[Figure data in JSON]
## BEGIN
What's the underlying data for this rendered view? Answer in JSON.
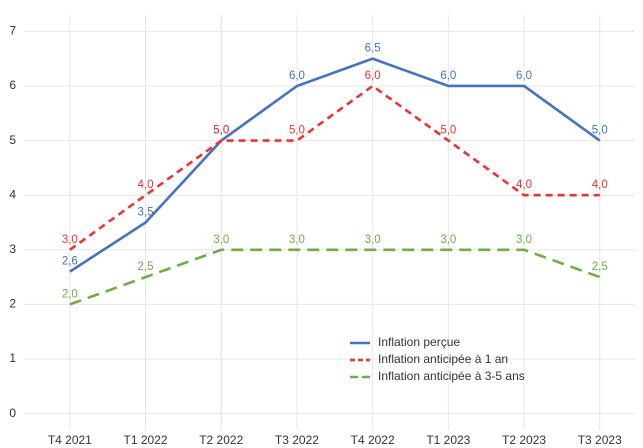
{
  "chart_data": {
    "type": "line",
    "categories": [
      "T4 2021",
      "T1 2022",
      "T2 2022",
      "T3 2022",
      "T4 2022",
      "T1 2023",
      "T2 2023",
      "T3 2023"
    ],
    "series": [
      {
        "name": "Inflation perçue",
        "color": "#4472c4",
        "dash": "solid",
        "values": [
          2.6,
          3.5,
          5.0,
          6.0,
          6.5,
          6.0,
          6.0,
          5.0
        ],
        "value_labels": [
          "2,6",
          "3,5",
          "5,0",
          "6,0",
          "6,5",
          "6,0",
          "6,0",
          "5,0"
        ]
      },
      {
        "name": "Inflation anticipée à 1 an",
        "color": "#ee3333",
        "dash": "dashed",
        "values": [
          3.0,
          4.0,
          5.0,
          5.0,
          6.0,
          5.0,
          4.0,
          4.0
        ],
        "value_labels": [
          "3,0",
          "4,0",
          "5,0",
          "5,0",
          "6,0",
          "5,0",
          "4,0",
          "4,0"
        ]
      },
      {
        "name": "Inflation anticipée à 3-5 ans",
        "color": "#70ad47",
        "dash": "longdash",
        "values": [
          2.0,
          2.5,
          3.0,
          3.0,
          3.0,
          3.0,
          3.0,
          2.5
        ],
        "value_labels": [
          "2,0",
          "2,5",
          "3,0",
          "3,0",
          "3,0",
          "3,0",
          "3,0",
          "2,5"
        ]
      }
    ],
    "ylim": [
      -0.3,
      7.3
    ],
    "yticks": [
      0,
      1,
      2,
      3,
      4,
      5,
      6,
      7
    ],
    "grid": true,
    "legend": "lower right"
  }
}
## END
Make an exact copy of the data above, pictures excluded.

* SOLUTION TO THIS PROBLEM
What's the underlying data for this rendered view? Answer in JSON.
{
  "chart_data": {
    "type": "line",
    "categories": [
      "T4 2021",
      "T1 2022",
      "T2 2022",
      "T3 2022",
      "T4 2022",
      "T1 2023",
      "T2 2023",
      "T3 2023"
    ],
    "series": [
      {
        "name": "Inflation perçue",
        "color": "#4472c4",
        "dash": "solid",
        "values": [
          2.6,
          3.5,
          5.0,
          6.0,
          6.5,
          6.0,
          6.0,
          5.0
        ],
        "value_labels": [
          "2,6",
          "3,5",
          "5,0",
          "6,0",
          "6,5",
          "6,0",
          "6,0",
          "5,0"
        ]
      },
      {
        "name": "Inflation anticipée à 1 an",
        "color": "#ee3333",
        "dash": "dashed",
        "values": [
          3.0,
          4.0,
          5.0,
          5.0,
          6.0,
          5.0,
          4.0,
          4.0
        ],
        "value_labels": [
          "3,0",
          "4,0",
          "5,0",
          "5,0",
          "6,0",
          "5,0",
          "4,0",
          "4,0"
        ]
      },
      {
        "name": "Inflation anticipée à 3-5 ans",
        "color": "#70ad47",
        "dash": "longdash",
        "values": [
          2.0,
          2.5,
          3.0,
          3.0,
          3.0,
          3.0,
          3.0,
          2.5
        ],
        "value_labels": [
          "2,0",
          "2,5",
          "3,0",
          "3,0",
          "3,0",
          "3,0",
          "3,0",
          "2,5"
        ]
      }
    ],
    "ylim": [
      -0.3,
      7.3
    ],
    "yticks": [
      0,
      1,
      2,
      3,
      4,
      5,
      6,
      7
    ],
    "grid": true,
    "legend": "lower right"
  }
}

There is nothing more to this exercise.